* **Directions for this task**
Please report every line from the material that contains the word "ktorá".

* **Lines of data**
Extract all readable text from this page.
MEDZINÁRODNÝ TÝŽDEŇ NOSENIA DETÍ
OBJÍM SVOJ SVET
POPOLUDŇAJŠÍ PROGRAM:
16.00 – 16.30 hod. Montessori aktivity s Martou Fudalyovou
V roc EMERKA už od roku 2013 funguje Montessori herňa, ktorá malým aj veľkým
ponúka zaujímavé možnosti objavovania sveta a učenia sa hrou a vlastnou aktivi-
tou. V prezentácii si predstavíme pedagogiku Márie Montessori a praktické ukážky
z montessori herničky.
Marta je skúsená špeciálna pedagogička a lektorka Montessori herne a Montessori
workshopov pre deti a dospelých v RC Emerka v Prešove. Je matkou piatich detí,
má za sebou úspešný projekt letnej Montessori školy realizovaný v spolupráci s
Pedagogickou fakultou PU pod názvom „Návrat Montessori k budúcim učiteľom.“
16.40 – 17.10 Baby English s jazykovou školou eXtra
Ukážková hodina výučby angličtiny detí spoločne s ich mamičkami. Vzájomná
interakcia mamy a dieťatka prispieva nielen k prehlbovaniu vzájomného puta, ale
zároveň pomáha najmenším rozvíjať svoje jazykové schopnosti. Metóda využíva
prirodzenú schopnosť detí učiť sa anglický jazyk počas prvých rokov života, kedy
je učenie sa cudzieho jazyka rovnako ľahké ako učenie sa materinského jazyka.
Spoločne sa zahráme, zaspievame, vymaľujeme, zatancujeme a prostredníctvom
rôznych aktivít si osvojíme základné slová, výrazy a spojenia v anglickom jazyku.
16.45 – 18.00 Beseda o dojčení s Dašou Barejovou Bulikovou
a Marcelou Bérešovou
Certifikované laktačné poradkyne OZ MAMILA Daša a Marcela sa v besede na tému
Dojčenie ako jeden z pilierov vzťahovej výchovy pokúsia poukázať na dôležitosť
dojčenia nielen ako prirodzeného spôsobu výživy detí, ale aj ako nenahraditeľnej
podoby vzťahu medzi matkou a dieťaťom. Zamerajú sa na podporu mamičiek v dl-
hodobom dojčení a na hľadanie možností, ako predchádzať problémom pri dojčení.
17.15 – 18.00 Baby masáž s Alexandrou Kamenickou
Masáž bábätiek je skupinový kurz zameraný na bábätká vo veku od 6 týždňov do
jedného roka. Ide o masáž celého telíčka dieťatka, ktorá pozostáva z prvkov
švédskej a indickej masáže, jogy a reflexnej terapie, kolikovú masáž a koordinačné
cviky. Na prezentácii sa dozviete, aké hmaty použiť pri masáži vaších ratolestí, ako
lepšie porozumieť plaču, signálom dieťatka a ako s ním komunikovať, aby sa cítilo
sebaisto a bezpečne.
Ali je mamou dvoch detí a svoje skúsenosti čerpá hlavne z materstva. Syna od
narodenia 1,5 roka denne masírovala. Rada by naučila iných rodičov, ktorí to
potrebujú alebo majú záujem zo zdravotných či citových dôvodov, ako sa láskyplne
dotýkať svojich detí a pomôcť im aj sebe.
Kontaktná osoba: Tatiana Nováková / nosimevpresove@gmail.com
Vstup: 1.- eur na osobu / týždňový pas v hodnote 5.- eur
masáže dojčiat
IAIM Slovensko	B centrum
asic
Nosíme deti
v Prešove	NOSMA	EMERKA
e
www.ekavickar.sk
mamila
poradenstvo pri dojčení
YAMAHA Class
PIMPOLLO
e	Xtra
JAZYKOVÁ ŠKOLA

---

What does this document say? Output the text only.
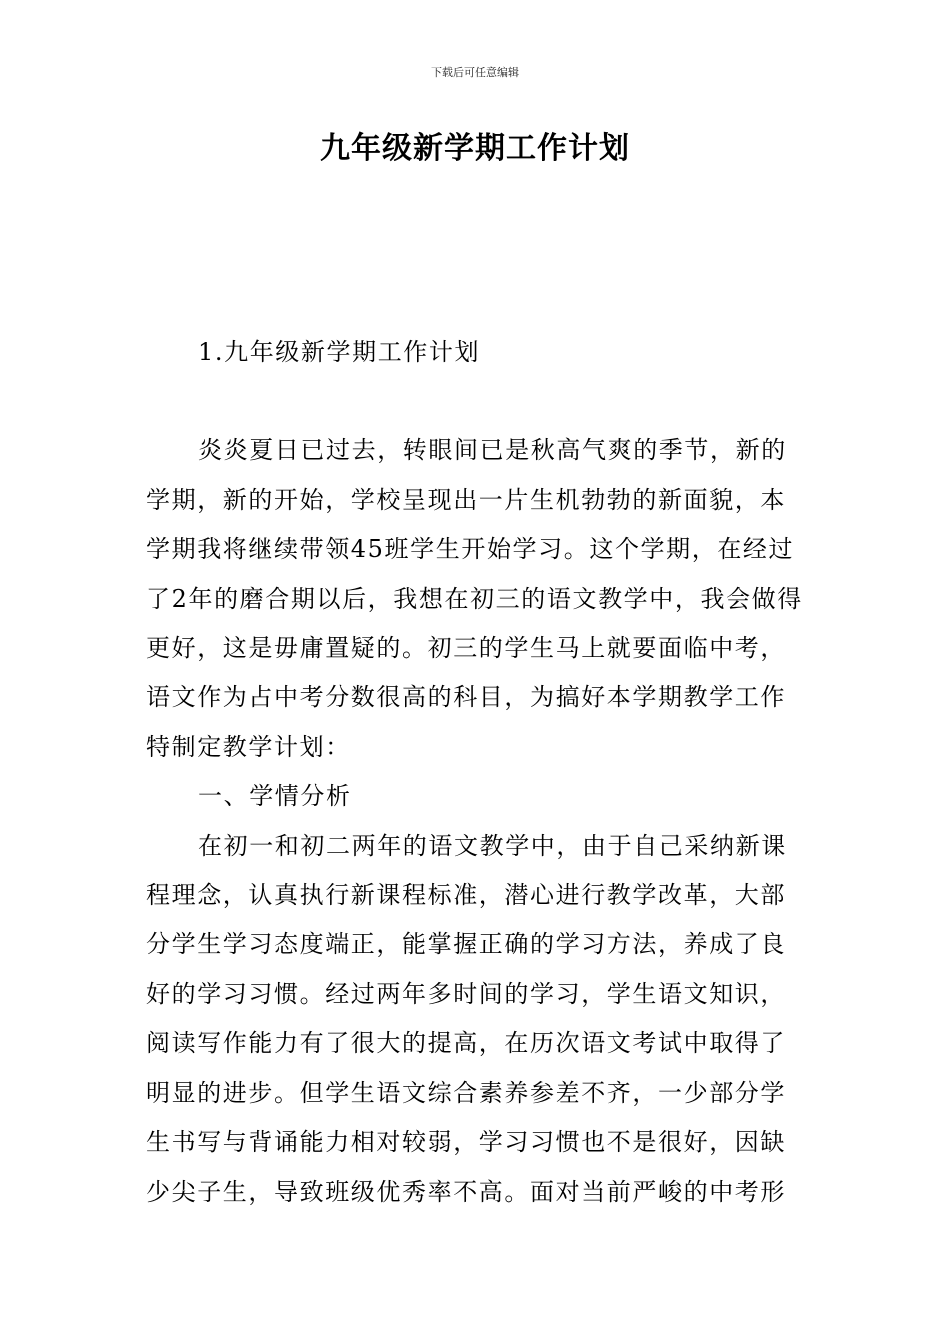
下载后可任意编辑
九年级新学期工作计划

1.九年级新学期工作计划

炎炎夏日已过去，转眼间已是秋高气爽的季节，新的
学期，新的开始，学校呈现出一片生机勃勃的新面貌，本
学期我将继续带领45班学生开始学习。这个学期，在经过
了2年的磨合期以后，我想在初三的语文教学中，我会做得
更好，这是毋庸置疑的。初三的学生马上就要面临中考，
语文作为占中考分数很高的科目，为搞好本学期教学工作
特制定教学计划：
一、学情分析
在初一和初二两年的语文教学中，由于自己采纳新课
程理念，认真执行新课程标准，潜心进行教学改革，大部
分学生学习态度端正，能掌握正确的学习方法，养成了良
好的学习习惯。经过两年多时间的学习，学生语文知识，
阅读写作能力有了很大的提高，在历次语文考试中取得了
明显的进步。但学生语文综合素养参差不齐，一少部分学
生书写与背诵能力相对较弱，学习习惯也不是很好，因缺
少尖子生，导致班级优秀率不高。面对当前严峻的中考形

* * *

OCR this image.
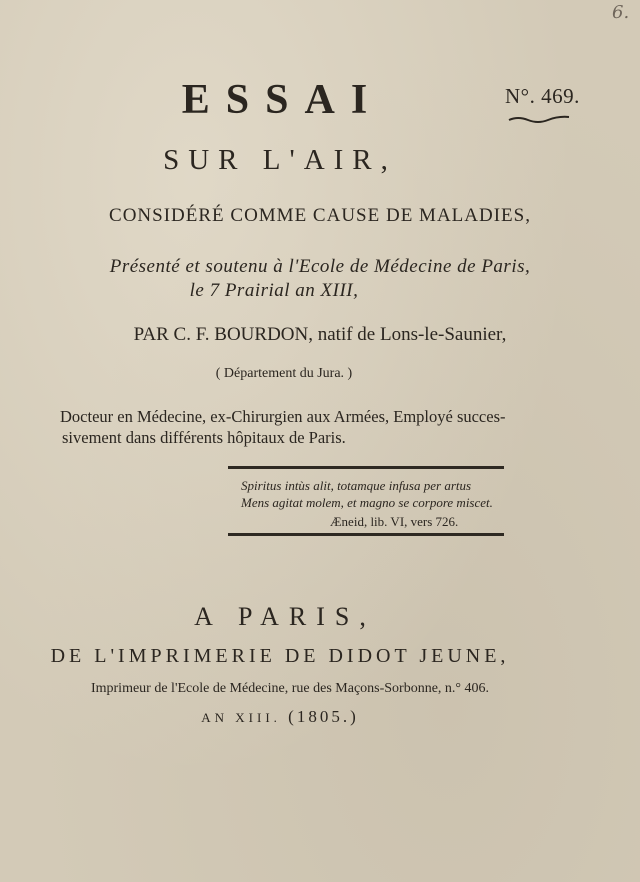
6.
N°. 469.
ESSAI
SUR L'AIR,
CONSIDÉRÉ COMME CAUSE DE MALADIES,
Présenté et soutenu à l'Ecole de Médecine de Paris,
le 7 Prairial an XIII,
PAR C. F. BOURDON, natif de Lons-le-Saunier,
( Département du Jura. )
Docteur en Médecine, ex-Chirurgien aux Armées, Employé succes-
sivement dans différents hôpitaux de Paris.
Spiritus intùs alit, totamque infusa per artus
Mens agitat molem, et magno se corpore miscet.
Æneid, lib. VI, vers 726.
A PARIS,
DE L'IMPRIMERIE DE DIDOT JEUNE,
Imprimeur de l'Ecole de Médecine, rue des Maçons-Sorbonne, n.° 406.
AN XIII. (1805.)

* **The completed task**
V roc EMERKA už od roku 2013 funguje Montessori herňa, ktorá malým aj veľkým
jedného roka. Ide o masáž celého telíčka dieťatka, ktorá pozostáva z prvkov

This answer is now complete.